- _Exercise_:
Look through the data below and count each line where the word "Miami" appears. Reply with the count alone.

- _Records shown_:
·····
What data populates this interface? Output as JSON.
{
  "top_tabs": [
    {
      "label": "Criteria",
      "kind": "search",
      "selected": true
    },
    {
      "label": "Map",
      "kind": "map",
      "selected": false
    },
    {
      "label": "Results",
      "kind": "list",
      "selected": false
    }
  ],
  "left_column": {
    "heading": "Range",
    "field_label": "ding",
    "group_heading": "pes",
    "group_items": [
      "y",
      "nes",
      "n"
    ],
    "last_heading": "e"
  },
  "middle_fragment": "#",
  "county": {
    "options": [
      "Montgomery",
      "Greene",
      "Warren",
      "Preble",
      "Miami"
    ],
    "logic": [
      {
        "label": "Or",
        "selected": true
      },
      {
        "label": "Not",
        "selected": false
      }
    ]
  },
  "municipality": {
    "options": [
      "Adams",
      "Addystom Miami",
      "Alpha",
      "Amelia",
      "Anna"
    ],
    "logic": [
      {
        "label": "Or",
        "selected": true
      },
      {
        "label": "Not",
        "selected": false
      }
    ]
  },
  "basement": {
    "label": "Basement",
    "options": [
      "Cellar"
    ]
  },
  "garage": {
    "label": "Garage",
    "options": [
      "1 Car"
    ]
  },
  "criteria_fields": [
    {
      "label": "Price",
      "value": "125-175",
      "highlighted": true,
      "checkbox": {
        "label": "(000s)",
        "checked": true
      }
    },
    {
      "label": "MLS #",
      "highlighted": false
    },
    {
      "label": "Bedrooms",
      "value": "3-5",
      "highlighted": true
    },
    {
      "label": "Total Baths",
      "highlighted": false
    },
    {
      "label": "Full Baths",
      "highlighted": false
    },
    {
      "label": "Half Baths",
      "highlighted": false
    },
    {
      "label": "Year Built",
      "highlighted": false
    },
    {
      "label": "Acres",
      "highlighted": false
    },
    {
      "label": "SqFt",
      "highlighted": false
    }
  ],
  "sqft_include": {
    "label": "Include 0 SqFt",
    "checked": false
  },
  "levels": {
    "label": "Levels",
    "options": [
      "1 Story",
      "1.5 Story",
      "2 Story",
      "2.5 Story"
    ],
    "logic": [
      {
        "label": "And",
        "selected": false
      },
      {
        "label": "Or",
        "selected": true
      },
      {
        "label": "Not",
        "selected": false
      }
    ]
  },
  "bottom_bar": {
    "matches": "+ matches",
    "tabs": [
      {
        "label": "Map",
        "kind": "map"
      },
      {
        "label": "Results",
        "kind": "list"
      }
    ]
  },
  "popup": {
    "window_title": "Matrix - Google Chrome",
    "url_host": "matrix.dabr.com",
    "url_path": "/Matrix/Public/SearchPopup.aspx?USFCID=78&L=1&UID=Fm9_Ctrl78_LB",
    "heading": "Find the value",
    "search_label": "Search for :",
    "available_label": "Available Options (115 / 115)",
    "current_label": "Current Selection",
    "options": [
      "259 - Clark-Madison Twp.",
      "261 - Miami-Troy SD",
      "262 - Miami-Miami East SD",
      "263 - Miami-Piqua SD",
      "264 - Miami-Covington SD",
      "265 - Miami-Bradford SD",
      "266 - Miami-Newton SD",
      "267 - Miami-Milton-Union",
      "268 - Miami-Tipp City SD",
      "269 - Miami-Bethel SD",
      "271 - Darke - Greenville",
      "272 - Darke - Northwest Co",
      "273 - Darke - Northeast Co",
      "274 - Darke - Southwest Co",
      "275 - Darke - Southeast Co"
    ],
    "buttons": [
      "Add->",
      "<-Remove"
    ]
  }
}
·····
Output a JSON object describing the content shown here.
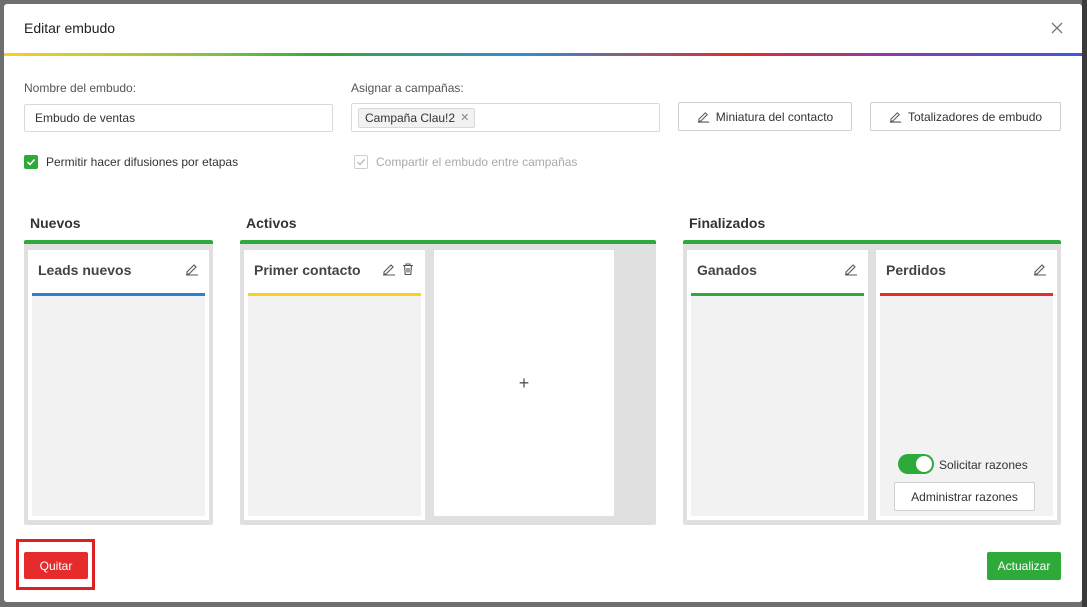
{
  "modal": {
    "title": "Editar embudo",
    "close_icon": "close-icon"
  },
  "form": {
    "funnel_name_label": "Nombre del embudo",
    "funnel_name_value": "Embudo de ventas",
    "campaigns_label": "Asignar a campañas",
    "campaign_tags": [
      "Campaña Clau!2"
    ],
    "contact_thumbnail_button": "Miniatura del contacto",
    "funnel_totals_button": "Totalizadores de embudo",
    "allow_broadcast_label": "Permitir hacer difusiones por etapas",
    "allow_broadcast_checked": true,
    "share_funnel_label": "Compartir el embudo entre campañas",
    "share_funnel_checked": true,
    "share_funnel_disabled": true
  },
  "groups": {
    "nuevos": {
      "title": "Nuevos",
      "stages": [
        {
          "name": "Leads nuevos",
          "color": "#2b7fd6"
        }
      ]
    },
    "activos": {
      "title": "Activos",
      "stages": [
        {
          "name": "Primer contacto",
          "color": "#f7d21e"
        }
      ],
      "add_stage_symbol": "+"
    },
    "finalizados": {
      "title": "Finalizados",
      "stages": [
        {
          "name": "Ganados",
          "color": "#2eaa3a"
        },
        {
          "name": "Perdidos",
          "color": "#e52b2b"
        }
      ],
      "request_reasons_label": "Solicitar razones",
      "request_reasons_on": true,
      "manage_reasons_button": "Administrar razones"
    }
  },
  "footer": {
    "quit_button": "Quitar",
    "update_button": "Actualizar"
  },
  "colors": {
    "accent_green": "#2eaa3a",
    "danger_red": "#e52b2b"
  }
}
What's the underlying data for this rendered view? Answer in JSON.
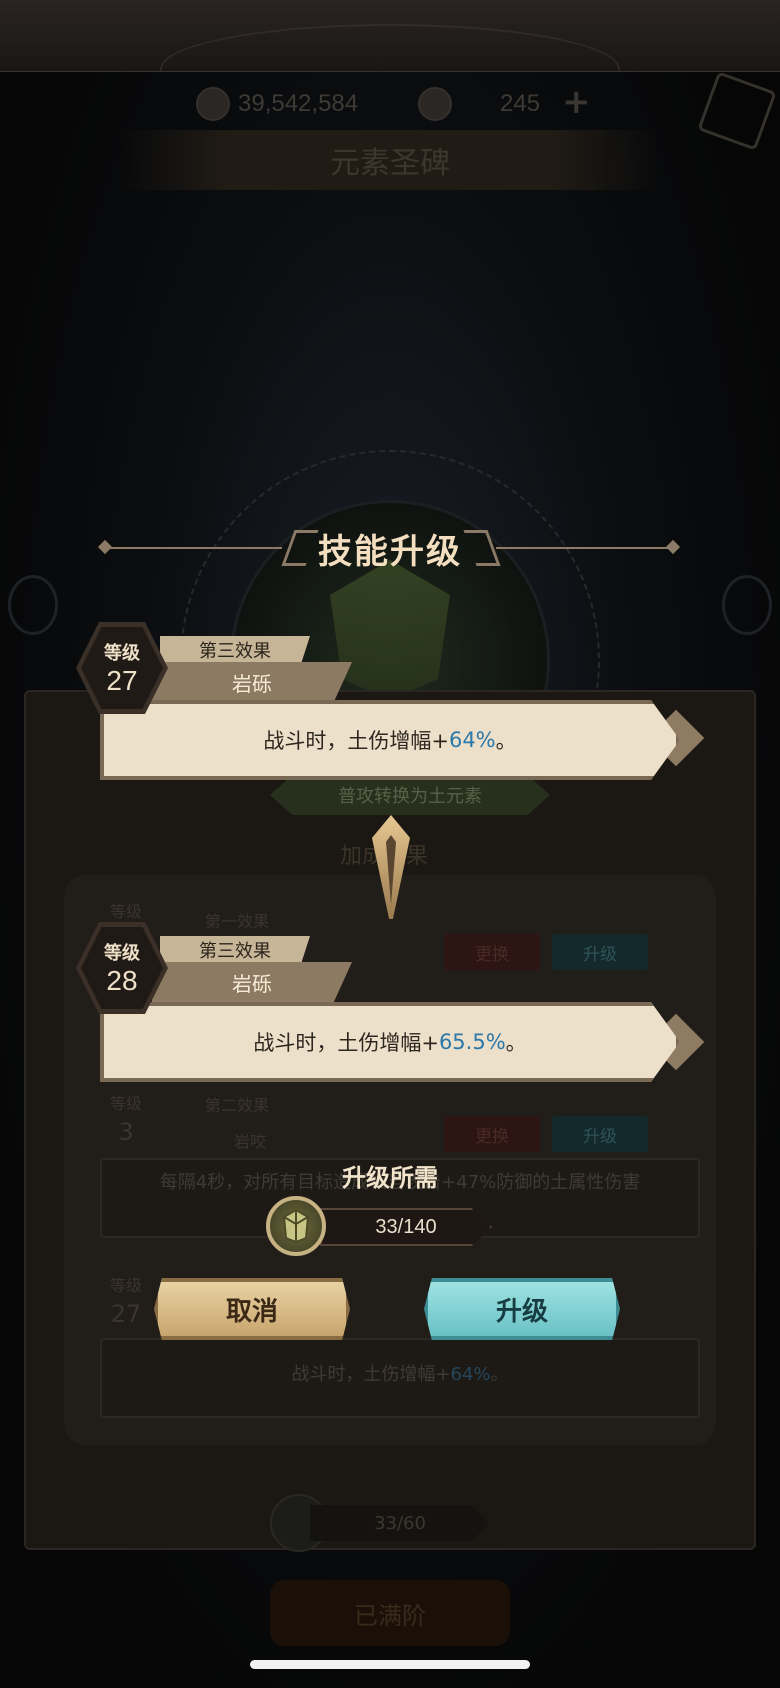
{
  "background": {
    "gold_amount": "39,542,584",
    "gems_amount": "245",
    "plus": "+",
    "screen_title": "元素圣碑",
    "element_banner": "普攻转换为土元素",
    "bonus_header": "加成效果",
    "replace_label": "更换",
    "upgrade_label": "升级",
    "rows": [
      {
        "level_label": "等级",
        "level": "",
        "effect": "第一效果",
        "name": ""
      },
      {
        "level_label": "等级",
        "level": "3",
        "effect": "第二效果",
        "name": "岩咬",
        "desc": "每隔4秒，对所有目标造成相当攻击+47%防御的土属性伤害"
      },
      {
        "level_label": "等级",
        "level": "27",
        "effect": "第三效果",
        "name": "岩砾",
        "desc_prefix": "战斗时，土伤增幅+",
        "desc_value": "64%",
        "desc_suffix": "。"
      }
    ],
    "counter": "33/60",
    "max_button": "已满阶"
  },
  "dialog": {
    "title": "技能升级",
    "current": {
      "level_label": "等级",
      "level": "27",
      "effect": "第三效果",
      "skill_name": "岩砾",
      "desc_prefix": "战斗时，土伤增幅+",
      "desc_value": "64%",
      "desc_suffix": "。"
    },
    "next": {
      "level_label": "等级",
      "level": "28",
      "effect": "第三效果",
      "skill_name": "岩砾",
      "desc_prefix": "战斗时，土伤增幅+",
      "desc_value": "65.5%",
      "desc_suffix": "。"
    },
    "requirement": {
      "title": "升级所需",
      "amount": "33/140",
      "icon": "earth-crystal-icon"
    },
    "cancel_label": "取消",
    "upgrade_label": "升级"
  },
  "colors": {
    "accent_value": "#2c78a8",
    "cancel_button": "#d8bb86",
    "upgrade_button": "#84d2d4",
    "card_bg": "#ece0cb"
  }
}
·····
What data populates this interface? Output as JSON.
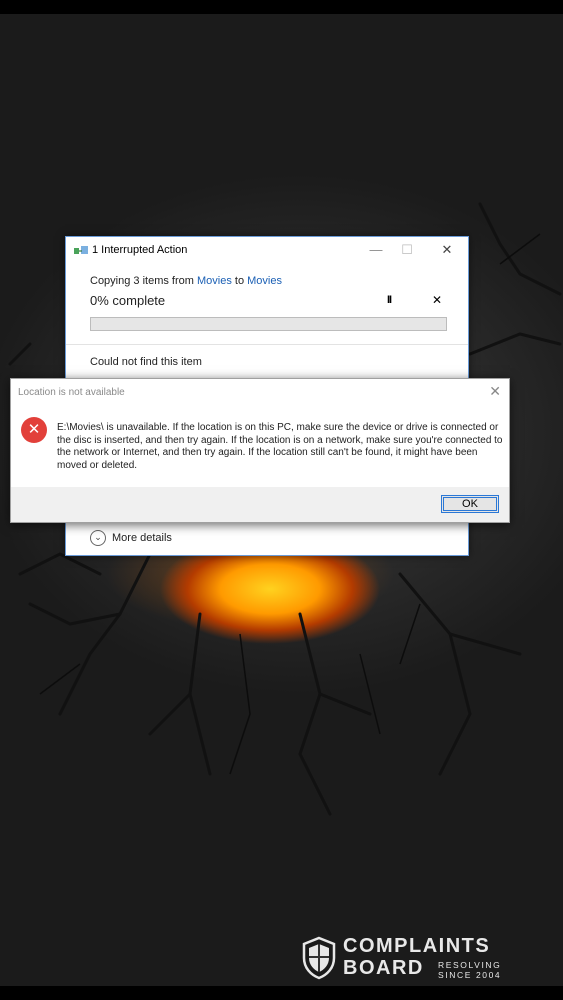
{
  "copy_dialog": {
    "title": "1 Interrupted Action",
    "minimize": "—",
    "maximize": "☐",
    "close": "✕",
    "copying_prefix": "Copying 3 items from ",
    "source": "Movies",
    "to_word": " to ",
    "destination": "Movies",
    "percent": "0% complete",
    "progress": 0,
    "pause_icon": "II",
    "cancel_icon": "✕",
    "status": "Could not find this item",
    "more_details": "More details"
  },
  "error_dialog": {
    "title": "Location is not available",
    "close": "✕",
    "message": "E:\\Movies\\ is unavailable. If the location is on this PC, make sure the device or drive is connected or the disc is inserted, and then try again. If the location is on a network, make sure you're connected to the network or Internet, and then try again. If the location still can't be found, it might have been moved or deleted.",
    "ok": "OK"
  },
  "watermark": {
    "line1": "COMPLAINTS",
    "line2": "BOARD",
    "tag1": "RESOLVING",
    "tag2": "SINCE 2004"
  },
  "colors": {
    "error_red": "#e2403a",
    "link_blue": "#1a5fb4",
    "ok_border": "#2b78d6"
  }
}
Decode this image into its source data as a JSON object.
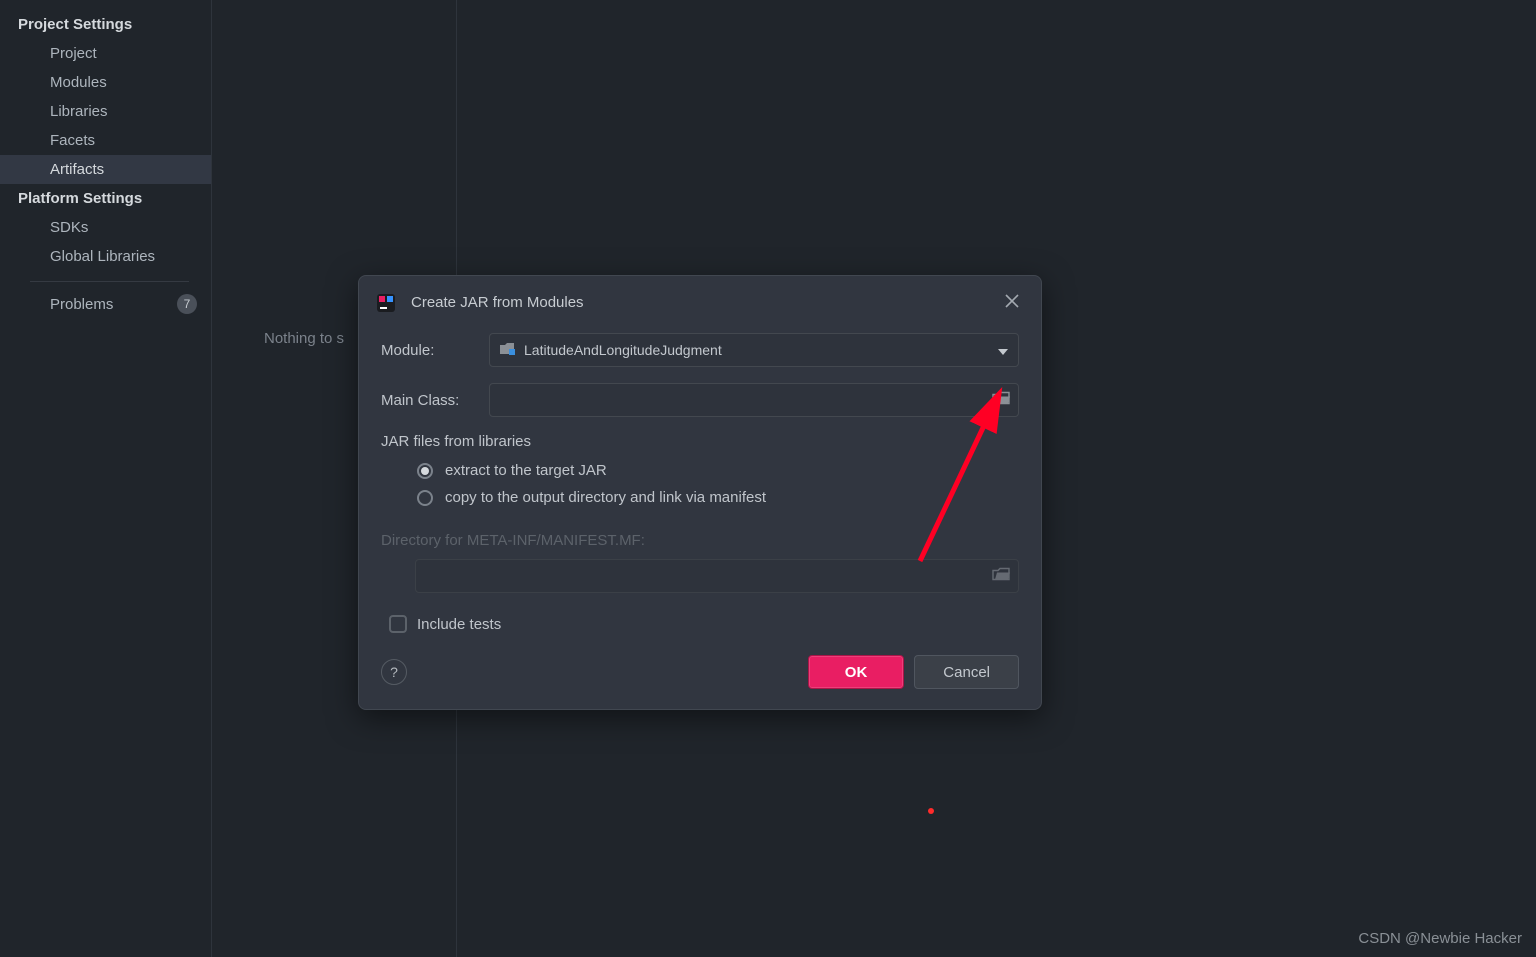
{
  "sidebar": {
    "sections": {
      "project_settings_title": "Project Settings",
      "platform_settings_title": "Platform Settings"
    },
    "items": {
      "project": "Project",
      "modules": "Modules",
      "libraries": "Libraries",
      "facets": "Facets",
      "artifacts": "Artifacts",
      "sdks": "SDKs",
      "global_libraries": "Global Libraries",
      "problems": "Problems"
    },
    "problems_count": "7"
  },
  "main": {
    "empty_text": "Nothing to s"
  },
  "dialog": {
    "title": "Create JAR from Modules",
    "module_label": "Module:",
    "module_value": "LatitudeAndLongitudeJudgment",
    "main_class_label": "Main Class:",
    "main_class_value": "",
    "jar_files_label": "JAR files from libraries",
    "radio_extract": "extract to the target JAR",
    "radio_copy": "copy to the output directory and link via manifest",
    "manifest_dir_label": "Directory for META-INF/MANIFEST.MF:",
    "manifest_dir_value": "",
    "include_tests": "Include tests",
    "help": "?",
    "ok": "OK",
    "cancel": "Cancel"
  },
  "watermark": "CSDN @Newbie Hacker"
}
·····
- _Task result_:
11